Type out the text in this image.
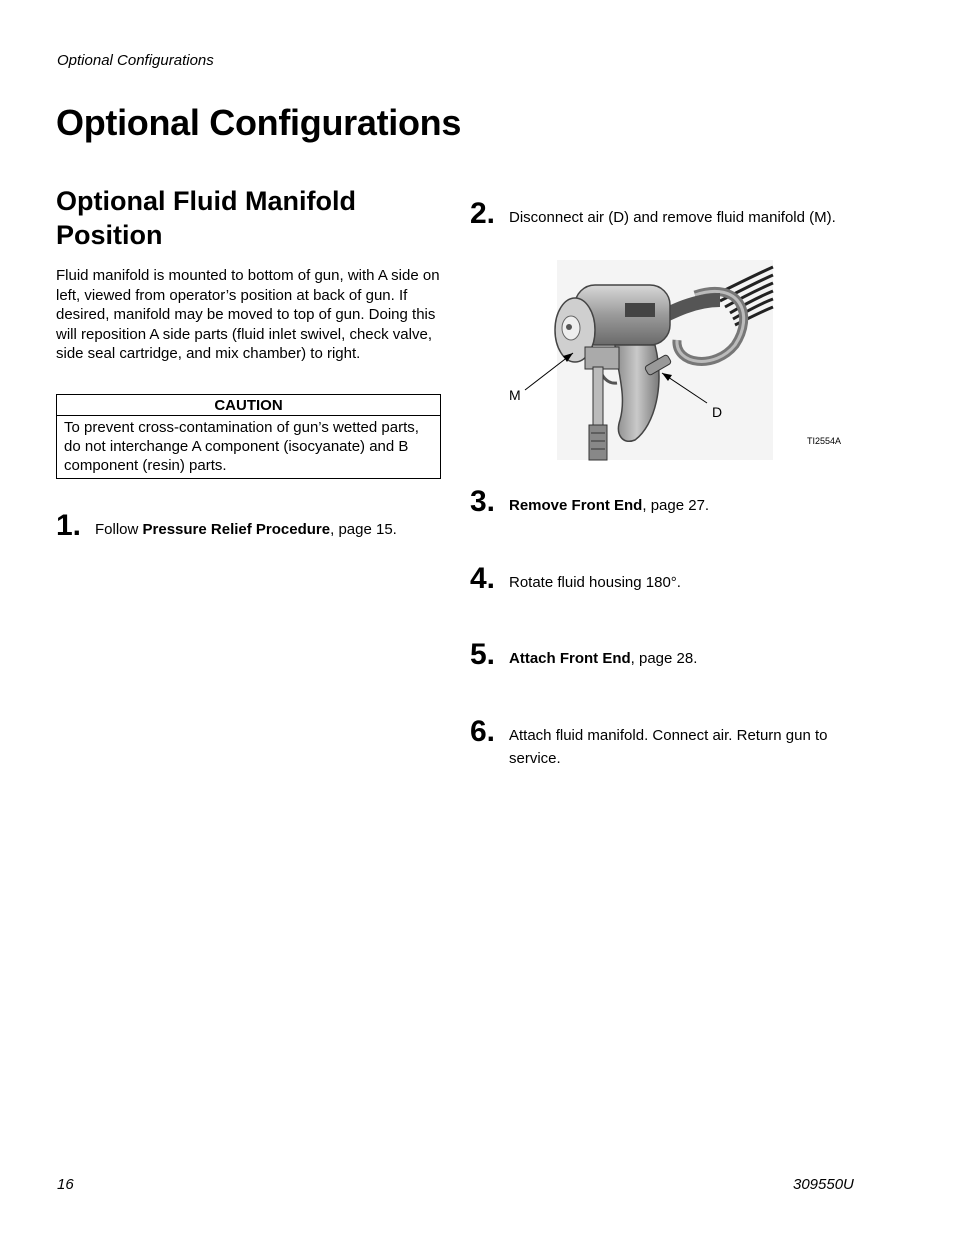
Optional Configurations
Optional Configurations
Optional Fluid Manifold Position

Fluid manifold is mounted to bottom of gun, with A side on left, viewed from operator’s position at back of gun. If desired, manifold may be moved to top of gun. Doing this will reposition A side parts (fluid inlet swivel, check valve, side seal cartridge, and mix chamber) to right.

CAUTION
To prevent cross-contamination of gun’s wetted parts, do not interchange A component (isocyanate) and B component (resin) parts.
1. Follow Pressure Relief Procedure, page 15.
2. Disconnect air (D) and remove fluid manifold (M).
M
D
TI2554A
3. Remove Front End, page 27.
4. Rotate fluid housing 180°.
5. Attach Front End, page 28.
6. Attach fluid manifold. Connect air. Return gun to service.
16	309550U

* * *

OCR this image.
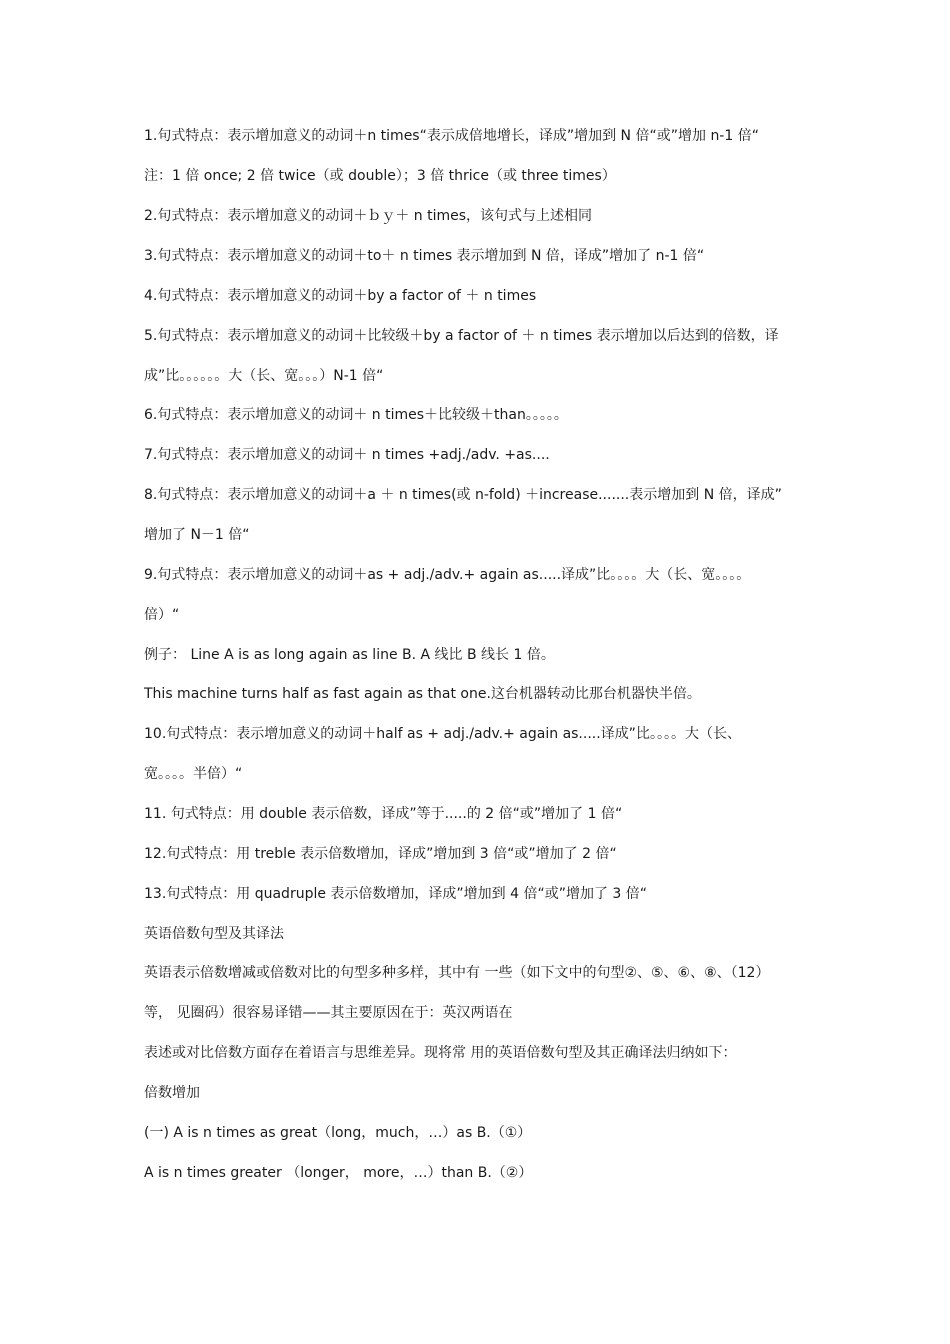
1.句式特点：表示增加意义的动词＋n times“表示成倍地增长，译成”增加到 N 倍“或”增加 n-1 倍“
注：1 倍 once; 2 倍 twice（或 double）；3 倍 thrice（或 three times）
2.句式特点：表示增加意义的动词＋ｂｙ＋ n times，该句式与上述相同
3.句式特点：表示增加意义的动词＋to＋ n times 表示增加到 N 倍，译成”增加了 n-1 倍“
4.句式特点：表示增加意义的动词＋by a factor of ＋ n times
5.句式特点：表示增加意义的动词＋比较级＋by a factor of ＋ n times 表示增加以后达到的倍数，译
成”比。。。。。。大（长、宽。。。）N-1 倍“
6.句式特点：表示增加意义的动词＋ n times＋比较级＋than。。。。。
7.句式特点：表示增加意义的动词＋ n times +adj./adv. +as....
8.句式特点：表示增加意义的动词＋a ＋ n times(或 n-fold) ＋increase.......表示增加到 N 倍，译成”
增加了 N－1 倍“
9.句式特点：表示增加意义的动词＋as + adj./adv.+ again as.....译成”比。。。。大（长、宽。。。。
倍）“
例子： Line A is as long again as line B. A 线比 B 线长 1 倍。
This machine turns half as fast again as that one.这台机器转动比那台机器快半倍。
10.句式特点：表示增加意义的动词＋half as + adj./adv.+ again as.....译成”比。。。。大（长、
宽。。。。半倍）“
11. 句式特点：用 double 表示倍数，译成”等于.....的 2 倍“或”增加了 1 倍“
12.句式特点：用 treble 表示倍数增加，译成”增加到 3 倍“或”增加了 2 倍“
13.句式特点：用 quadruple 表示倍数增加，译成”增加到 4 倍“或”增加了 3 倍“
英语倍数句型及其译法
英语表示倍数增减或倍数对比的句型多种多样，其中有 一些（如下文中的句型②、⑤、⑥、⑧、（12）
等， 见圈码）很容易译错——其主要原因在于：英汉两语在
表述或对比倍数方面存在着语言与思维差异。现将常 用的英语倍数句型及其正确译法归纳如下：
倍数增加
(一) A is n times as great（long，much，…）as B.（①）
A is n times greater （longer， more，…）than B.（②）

• **What is expected**: List the lines of the records where "image" occurs.

• **Written response**:
Type out the text in this image.
OCR this image.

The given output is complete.